Problem description: Every line holding the string "vote" should be gathered.
----
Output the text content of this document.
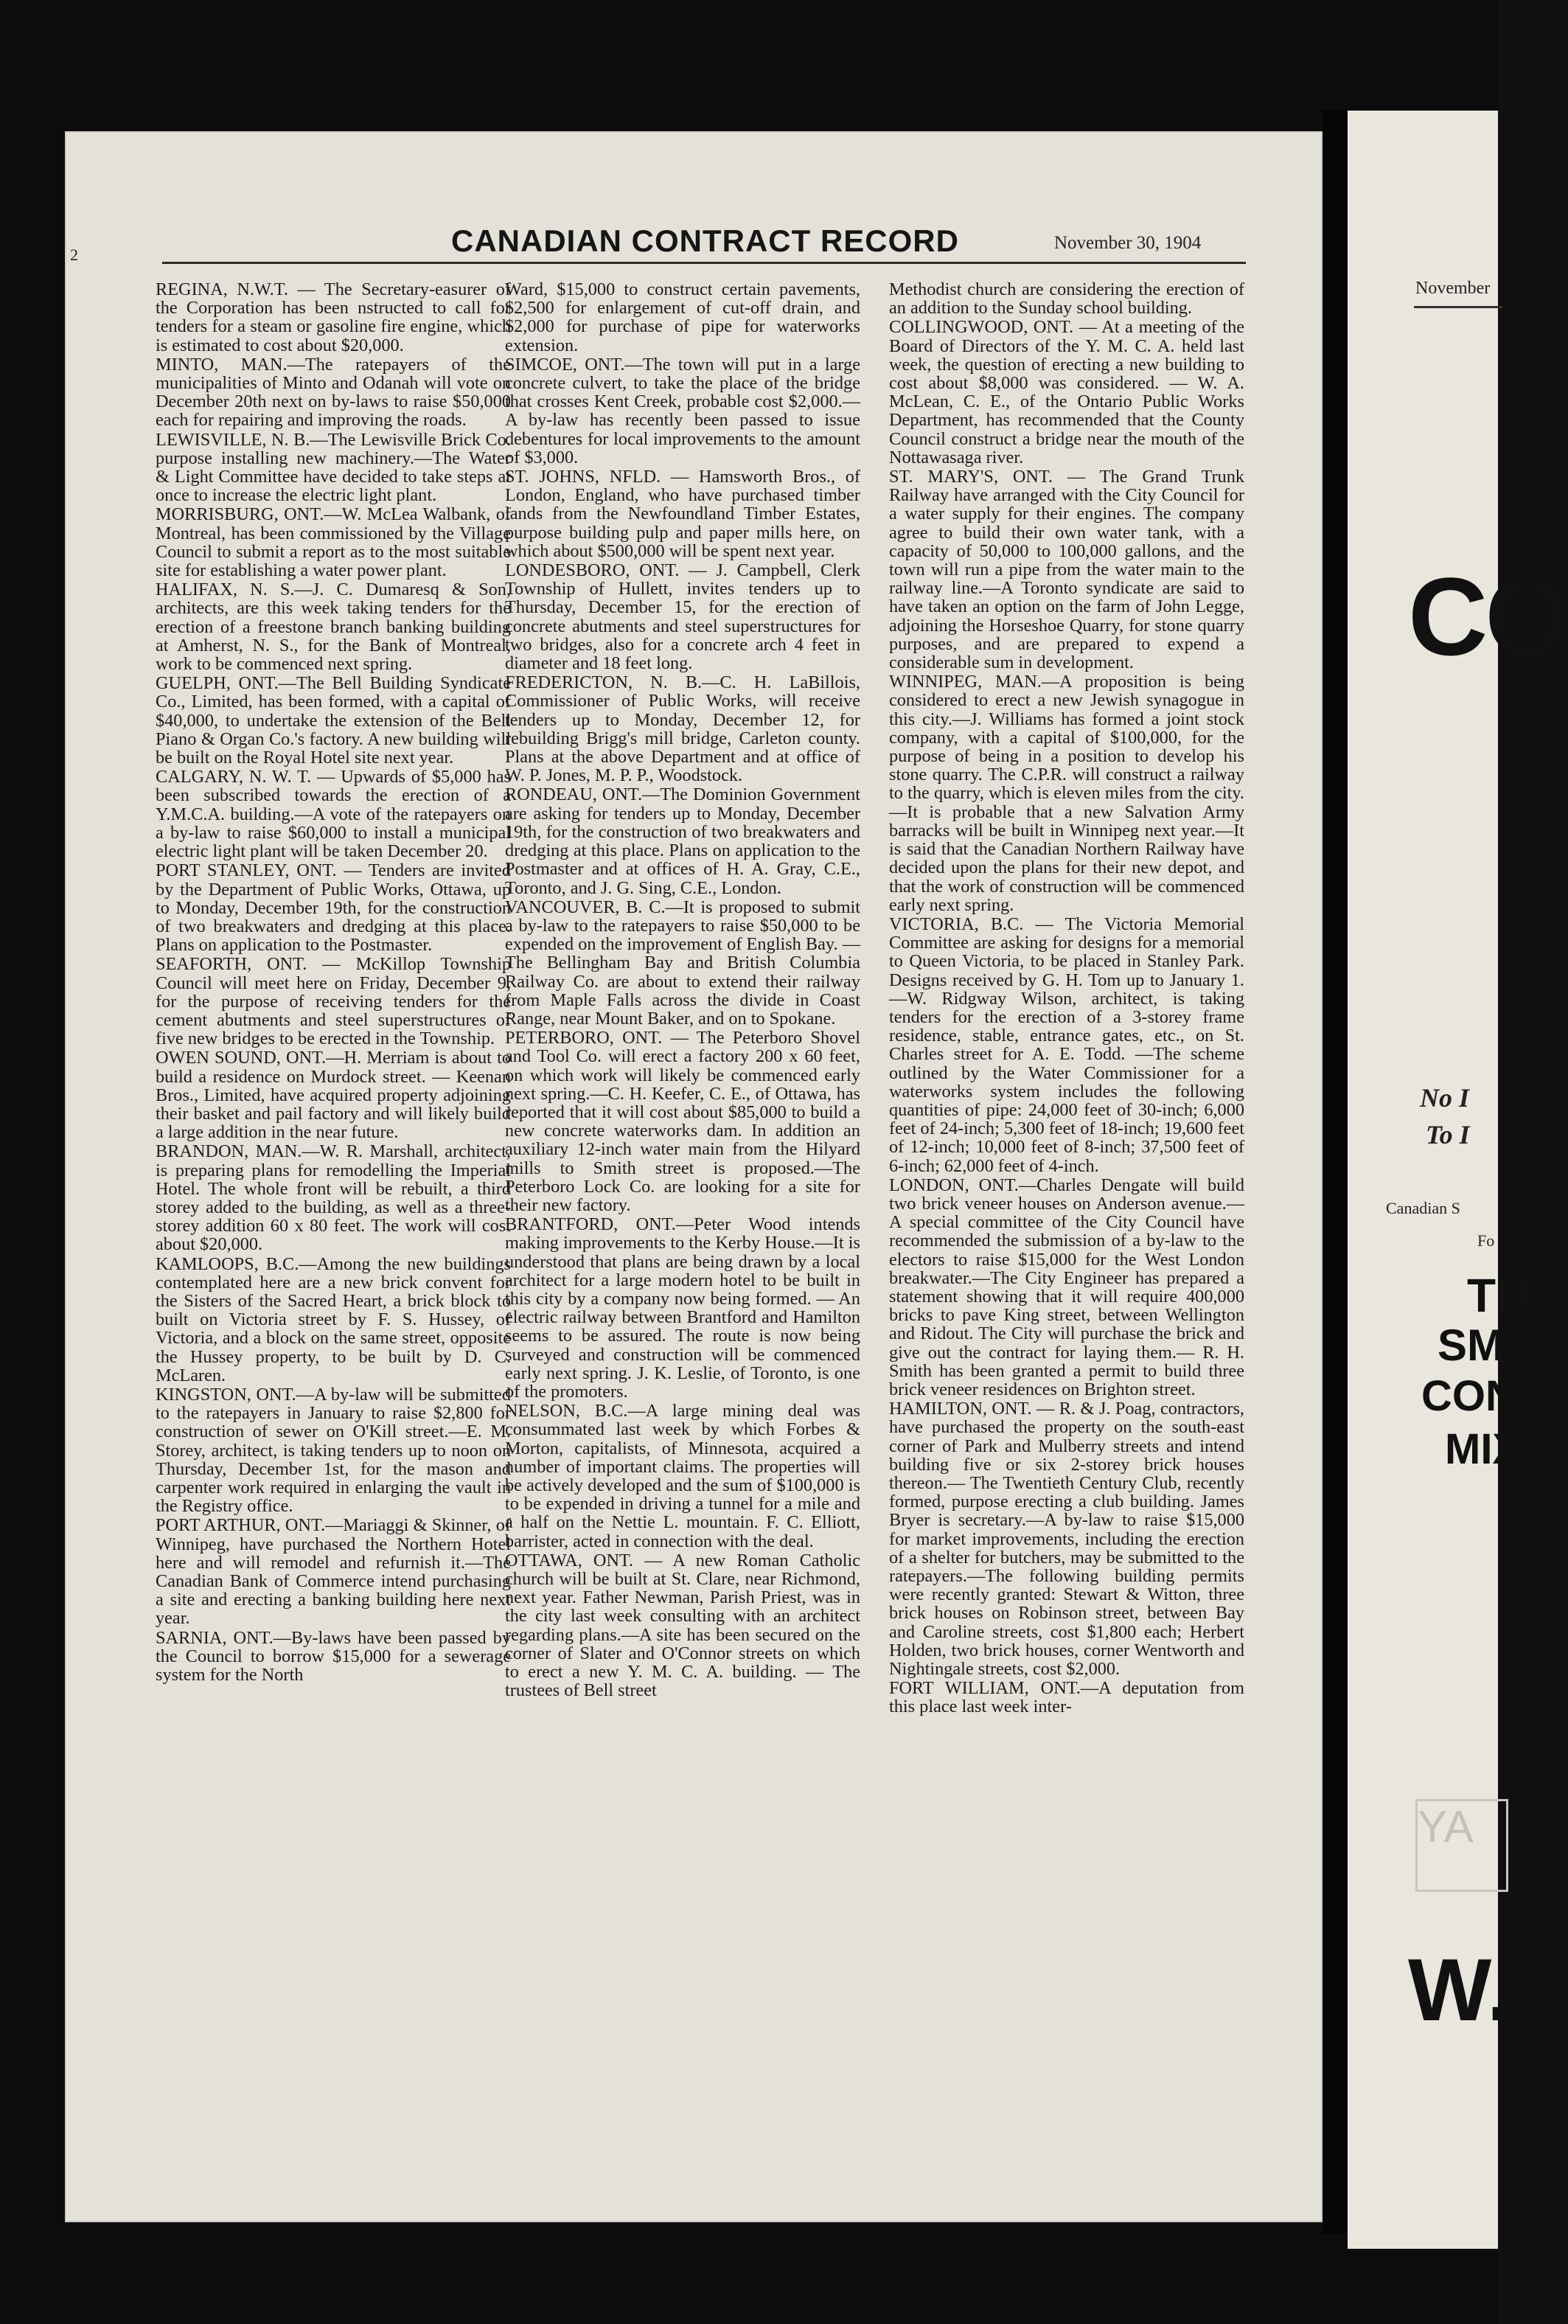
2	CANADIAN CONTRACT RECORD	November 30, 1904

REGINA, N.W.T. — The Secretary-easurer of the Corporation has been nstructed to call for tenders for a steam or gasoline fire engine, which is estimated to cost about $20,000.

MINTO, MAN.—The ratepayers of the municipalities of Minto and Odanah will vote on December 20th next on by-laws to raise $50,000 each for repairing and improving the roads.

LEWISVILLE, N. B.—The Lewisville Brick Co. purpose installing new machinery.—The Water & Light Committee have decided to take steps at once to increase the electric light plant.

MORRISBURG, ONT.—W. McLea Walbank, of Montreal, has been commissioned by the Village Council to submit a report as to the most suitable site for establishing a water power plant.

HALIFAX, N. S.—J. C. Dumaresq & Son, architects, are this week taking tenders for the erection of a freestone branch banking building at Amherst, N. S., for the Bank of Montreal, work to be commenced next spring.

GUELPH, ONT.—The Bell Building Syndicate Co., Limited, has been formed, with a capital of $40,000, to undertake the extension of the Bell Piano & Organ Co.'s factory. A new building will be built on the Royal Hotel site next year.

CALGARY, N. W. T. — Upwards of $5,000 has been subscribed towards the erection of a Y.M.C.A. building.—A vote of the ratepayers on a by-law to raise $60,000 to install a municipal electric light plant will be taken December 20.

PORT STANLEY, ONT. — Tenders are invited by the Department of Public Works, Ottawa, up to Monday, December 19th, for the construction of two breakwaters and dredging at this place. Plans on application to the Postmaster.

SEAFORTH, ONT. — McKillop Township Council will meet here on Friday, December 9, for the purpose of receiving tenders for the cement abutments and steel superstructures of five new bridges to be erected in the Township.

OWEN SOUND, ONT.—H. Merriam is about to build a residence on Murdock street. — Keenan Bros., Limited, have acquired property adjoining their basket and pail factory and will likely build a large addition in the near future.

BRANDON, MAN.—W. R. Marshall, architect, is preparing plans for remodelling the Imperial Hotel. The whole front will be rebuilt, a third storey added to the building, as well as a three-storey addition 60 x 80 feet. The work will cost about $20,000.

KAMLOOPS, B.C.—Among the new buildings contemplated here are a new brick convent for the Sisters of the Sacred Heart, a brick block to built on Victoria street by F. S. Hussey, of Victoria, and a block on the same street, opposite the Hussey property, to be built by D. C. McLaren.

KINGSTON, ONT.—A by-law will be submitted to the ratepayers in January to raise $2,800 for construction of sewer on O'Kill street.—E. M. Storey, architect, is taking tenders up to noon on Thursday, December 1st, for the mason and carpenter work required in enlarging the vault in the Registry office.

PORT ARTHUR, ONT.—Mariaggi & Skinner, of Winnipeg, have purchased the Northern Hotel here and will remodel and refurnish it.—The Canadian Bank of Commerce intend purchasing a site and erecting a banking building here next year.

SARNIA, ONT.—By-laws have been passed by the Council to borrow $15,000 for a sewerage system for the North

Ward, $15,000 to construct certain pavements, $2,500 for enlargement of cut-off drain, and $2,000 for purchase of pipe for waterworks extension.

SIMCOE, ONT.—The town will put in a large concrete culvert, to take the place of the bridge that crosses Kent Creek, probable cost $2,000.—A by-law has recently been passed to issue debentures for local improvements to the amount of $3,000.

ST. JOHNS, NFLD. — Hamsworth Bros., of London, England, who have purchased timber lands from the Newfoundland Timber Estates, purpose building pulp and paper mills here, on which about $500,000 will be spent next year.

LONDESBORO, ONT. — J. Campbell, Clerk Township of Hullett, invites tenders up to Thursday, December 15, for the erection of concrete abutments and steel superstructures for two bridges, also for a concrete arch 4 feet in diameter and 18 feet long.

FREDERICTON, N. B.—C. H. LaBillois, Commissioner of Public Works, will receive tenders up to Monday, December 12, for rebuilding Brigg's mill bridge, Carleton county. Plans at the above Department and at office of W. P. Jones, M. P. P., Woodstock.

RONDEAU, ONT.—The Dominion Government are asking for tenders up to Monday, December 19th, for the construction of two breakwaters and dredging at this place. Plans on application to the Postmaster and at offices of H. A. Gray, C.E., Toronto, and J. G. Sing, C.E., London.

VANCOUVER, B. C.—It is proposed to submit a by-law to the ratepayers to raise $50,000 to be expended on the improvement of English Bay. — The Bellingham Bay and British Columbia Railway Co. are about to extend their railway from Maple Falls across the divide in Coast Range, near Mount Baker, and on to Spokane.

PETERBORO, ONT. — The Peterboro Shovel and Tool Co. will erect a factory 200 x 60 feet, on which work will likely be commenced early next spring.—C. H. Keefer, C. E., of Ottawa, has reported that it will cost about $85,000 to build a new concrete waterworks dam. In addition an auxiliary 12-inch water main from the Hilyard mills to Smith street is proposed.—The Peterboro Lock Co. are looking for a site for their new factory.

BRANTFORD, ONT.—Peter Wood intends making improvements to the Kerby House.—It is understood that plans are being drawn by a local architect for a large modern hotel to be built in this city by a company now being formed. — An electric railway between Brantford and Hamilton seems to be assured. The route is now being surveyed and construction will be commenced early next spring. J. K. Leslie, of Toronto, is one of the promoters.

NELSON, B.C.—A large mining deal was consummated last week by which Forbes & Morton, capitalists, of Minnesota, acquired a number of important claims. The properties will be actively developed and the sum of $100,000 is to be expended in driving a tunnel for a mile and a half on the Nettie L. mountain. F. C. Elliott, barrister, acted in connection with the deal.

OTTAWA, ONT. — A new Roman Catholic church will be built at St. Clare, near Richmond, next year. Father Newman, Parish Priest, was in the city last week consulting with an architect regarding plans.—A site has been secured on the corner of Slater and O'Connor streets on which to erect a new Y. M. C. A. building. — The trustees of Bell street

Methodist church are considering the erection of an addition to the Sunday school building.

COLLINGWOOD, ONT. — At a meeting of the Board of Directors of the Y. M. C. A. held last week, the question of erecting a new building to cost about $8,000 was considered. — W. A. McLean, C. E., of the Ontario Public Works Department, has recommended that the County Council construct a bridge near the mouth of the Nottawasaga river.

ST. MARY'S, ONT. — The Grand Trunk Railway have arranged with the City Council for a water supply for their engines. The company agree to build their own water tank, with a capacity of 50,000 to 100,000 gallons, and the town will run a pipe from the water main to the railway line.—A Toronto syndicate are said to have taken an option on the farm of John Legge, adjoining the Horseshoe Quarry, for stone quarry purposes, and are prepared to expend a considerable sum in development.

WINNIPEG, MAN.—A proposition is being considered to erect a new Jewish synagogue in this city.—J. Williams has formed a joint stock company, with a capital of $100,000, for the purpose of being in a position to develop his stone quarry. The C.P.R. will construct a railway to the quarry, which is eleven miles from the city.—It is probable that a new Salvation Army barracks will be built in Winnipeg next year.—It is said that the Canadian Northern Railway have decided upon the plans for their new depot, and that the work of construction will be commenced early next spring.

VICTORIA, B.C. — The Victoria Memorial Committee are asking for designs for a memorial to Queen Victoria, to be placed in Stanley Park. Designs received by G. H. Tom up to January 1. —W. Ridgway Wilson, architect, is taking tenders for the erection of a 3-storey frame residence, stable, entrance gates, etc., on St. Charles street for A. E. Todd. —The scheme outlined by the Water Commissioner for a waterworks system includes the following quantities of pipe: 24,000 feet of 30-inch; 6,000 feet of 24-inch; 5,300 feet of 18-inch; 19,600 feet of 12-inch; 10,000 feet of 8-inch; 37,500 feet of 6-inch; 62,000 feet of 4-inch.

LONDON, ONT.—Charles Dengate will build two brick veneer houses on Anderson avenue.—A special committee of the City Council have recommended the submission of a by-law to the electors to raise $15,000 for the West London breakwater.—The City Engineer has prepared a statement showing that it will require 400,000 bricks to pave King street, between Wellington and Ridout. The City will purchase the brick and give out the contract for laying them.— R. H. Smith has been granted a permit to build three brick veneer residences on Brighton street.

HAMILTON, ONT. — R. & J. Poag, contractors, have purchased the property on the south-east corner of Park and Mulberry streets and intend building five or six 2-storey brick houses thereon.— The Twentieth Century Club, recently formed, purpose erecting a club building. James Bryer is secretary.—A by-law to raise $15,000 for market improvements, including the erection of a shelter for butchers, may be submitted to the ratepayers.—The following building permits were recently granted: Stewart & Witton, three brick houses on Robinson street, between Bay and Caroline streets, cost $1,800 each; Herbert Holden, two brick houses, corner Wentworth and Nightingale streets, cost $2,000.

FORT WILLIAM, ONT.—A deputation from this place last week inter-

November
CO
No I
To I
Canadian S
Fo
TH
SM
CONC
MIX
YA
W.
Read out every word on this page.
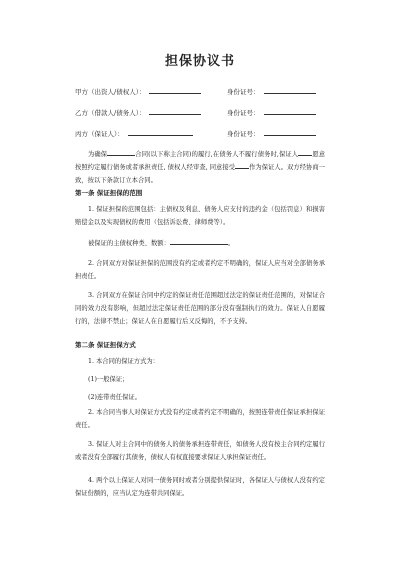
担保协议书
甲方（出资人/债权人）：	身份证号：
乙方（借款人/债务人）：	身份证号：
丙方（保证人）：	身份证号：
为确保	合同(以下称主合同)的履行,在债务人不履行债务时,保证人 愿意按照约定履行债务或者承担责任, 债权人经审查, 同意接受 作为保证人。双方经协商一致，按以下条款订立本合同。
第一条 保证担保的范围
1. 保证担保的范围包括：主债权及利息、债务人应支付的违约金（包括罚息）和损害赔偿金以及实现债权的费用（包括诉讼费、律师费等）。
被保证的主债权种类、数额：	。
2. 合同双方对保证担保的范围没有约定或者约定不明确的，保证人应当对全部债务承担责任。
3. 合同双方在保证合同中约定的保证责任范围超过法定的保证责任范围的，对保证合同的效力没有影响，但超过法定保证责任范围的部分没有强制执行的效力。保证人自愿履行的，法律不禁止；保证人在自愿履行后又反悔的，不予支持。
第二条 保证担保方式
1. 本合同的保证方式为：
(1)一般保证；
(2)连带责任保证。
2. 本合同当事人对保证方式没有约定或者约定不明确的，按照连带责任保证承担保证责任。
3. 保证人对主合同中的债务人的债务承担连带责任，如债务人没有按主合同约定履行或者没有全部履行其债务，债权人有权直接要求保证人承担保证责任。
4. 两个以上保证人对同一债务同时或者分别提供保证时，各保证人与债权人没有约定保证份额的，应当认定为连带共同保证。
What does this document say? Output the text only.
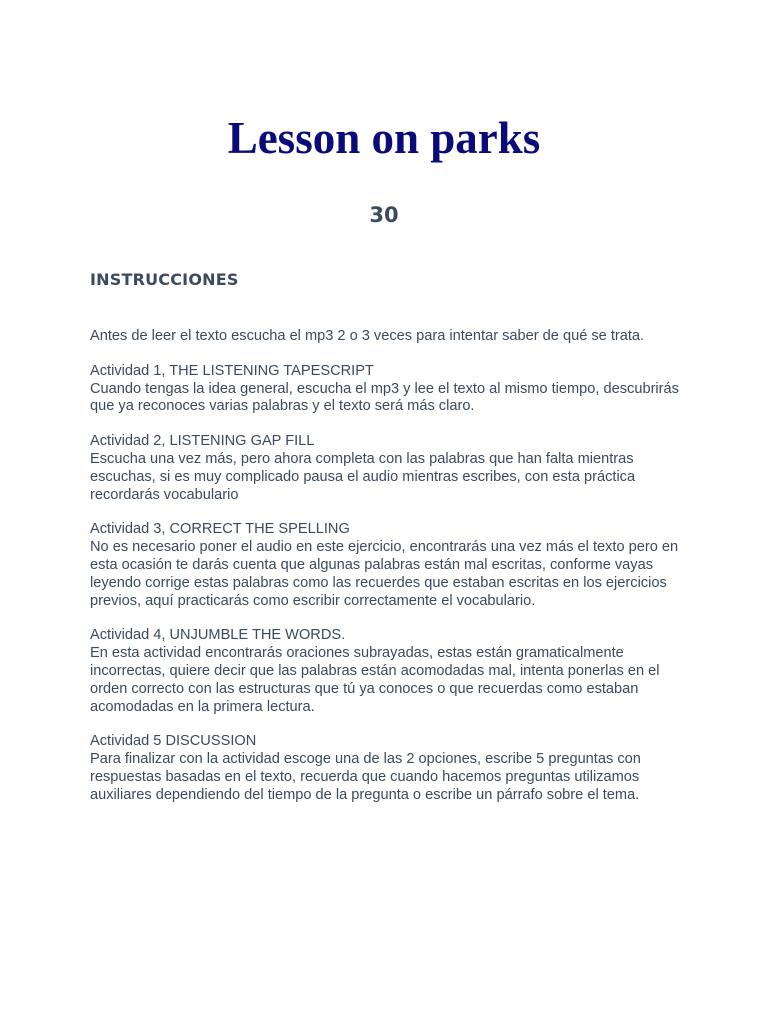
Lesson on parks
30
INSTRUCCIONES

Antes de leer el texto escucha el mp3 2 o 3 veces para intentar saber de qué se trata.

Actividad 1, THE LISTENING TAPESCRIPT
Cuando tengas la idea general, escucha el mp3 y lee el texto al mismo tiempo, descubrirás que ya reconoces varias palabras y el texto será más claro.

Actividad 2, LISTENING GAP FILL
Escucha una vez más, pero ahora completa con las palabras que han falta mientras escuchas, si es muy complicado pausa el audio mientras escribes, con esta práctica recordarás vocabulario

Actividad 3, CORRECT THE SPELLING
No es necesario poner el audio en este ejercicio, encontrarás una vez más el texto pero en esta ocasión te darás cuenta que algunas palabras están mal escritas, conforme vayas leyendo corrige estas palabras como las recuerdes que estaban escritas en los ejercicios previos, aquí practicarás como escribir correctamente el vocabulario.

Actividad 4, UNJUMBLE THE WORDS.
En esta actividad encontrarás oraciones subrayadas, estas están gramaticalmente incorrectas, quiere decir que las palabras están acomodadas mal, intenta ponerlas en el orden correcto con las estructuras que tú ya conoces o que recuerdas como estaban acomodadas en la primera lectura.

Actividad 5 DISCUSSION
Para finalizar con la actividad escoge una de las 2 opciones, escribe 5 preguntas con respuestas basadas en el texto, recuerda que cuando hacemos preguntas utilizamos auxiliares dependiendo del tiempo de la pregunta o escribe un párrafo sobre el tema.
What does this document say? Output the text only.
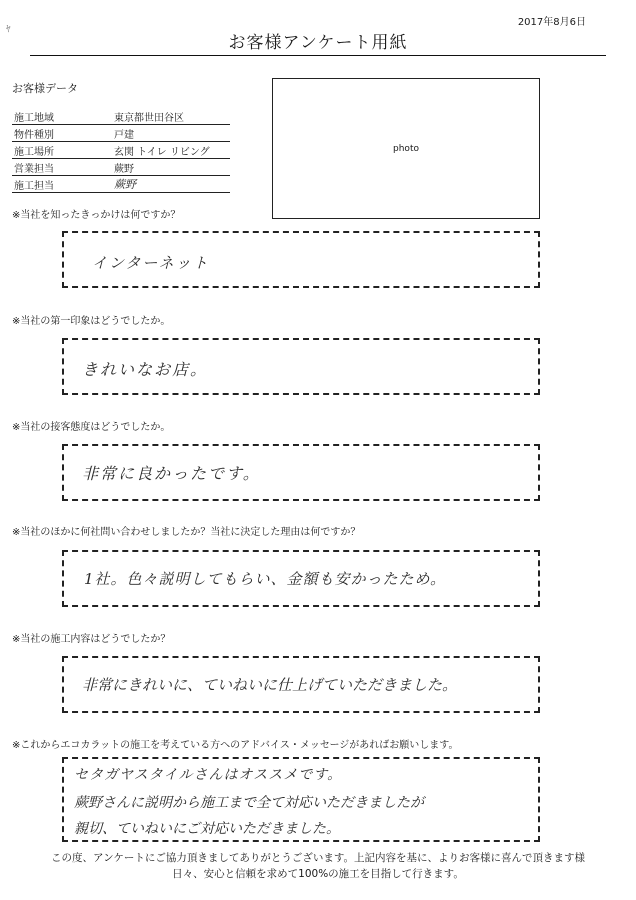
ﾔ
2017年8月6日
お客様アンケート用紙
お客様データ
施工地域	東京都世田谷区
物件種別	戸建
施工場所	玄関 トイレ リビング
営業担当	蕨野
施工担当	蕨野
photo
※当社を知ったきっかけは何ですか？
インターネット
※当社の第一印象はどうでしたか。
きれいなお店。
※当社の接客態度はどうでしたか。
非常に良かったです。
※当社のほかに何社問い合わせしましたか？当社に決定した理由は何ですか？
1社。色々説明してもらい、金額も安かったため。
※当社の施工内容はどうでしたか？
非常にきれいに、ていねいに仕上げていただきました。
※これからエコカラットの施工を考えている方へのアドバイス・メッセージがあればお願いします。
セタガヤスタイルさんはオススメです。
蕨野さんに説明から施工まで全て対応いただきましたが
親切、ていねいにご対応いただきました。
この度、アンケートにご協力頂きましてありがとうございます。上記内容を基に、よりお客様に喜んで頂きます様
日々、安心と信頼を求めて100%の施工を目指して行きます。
----
Response to the task:
MINTO, MAN.—The ratepayers of the municipalities of Minto and Odanah will vote on December 20th next on by-laws to raise $50,000 each for repairing and improving the roads.
CALGARY, N. W. T. — Upwards of $5,000 has been subscribed towards the erection of a Y.M.C.A. building.—A vote of the ratepayers on a by-law to raise $60,000 to install a municipal electric light plant will be taken December 20.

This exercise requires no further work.